> [INSTRUCTIONS FOR THE TASK] In the listing that follows, count every line with the word "round" in it and write only the total.

______

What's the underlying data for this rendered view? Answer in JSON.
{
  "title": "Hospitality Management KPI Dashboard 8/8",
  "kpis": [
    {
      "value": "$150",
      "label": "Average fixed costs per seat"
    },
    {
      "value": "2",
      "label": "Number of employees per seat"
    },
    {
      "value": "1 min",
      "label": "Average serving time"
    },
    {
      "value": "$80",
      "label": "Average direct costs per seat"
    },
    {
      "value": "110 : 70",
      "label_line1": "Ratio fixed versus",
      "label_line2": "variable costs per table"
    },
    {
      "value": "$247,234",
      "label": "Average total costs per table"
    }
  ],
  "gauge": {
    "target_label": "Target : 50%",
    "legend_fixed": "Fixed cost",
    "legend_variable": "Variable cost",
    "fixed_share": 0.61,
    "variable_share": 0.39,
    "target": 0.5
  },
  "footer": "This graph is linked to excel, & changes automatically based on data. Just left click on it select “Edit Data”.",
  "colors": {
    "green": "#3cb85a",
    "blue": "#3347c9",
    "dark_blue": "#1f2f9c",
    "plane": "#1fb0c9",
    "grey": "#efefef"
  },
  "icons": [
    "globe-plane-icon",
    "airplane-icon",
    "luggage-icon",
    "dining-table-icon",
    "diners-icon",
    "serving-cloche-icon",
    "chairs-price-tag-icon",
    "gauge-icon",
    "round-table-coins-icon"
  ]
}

______

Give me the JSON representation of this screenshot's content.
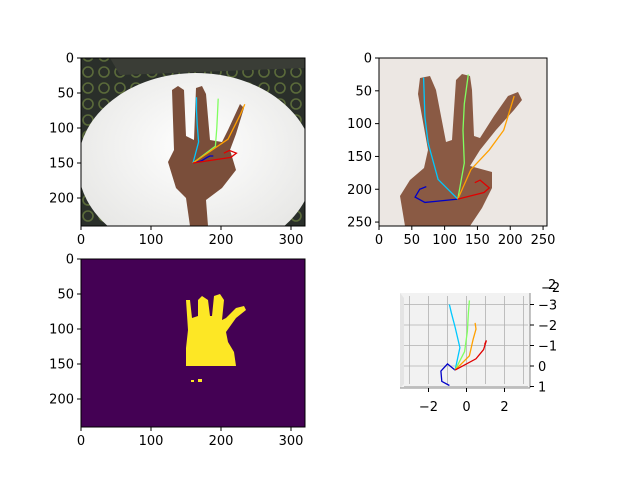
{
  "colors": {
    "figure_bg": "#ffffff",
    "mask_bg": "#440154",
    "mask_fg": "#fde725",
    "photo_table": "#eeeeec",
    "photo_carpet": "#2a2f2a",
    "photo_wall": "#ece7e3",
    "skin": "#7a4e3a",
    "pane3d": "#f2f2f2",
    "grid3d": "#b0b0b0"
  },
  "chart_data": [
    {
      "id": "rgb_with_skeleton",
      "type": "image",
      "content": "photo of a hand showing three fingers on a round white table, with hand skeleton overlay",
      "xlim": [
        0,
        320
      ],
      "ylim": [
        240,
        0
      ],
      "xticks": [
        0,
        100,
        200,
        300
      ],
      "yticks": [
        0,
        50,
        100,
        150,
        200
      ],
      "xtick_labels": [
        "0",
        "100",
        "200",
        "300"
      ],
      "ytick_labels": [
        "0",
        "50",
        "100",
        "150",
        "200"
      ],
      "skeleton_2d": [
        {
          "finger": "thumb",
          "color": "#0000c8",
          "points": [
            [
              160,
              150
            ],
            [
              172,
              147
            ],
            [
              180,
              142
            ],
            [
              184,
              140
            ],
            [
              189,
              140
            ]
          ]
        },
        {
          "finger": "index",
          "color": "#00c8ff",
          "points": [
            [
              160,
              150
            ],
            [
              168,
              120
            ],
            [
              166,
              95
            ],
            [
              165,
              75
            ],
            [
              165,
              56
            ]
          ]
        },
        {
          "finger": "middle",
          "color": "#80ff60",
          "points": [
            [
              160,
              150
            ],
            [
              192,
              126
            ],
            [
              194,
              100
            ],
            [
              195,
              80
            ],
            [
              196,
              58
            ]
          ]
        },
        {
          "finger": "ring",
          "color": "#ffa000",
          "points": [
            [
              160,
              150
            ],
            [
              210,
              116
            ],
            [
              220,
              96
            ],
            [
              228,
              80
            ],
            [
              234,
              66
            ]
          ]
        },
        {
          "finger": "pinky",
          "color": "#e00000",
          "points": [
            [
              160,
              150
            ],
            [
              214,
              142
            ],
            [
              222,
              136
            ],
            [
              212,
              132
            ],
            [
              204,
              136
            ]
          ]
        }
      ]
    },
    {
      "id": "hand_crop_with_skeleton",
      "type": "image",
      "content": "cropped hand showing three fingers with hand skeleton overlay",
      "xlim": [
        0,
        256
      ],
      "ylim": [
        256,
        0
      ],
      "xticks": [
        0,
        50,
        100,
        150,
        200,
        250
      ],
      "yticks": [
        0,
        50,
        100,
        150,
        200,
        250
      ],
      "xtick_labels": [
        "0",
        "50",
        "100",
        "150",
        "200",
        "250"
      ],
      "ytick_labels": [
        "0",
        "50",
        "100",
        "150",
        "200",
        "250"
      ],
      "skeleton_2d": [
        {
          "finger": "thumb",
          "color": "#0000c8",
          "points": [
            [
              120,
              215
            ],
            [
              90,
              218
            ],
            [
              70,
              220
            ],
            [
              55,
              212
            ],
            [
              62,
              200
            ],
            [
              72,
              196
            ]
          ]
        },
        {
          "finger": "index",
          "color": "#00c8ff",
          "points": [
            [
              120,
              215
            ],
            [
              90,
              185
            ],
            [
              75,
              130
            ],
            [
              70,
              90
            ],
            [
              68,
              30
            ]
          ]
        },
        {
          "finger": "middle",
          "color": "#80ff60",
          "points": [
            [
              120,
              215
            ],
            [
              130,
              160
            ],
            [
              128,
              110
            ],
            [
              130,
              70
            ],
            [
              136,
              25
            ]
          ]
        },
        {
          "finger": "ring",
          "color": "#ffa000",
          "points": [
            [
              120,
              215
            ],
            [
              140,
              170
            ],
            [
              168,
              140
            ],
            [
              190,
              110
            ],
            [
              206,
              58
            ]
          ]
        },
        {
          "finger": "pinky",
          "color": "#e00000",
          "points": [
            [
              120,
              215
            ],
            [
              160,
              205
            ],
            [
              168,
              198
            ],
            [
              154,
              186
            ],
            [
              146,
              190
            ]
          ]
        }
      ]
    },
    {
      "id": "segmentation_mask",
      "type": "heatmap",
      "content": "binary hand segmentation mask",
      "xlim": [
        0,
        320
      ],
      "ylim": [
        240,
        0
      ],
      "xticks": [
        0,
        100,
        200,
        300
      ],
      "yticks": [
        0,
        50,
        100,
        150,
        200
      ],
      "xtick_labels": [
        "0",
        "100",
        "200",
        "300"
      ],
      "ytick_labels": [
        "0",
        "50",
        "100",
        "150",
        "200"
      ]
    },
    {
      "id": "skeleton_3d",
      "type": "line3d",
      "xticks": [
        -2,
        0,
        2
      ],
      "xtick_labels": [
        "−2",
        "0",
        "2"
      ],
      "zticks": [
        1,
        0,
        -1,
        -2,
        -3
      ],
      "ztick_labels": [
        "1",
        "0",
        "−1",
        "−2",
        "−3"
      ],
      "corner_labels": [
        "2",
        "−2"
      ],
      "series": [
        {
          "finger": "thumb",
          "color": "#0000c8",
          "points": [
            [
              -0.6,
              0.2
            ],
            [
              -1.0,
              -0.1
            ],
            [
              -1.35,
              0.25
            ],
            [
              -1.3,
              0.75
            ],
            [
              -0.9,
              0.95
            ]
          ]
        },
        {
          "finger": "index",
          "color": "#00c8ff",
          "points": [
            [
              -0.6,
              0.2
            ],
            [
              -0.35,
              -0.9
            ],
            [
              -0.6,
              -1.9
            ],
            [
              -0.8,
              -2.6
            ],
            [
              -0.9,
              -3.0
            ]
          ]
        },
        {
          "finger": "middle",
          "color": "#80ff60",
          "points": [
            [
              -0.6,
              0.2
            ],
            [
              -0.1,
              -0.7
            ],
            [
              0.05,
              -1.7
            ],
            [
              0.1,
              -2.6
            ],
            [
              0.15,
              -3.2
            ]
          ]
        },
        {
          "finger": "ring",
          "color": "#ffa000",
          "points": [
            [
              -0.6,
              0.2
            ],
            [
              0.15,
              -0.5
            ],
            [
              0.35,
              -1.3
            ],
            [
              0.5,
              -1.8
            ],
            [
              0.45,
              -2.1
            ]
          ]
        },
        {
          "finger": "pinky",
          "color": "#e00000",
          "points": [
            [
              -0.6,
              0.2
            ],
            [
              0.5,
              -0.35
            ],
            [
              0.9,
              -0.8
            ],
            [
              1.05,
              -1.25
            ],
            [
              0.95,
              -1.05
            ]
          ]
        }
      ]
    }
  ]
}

______

> [TASK RESULT] 2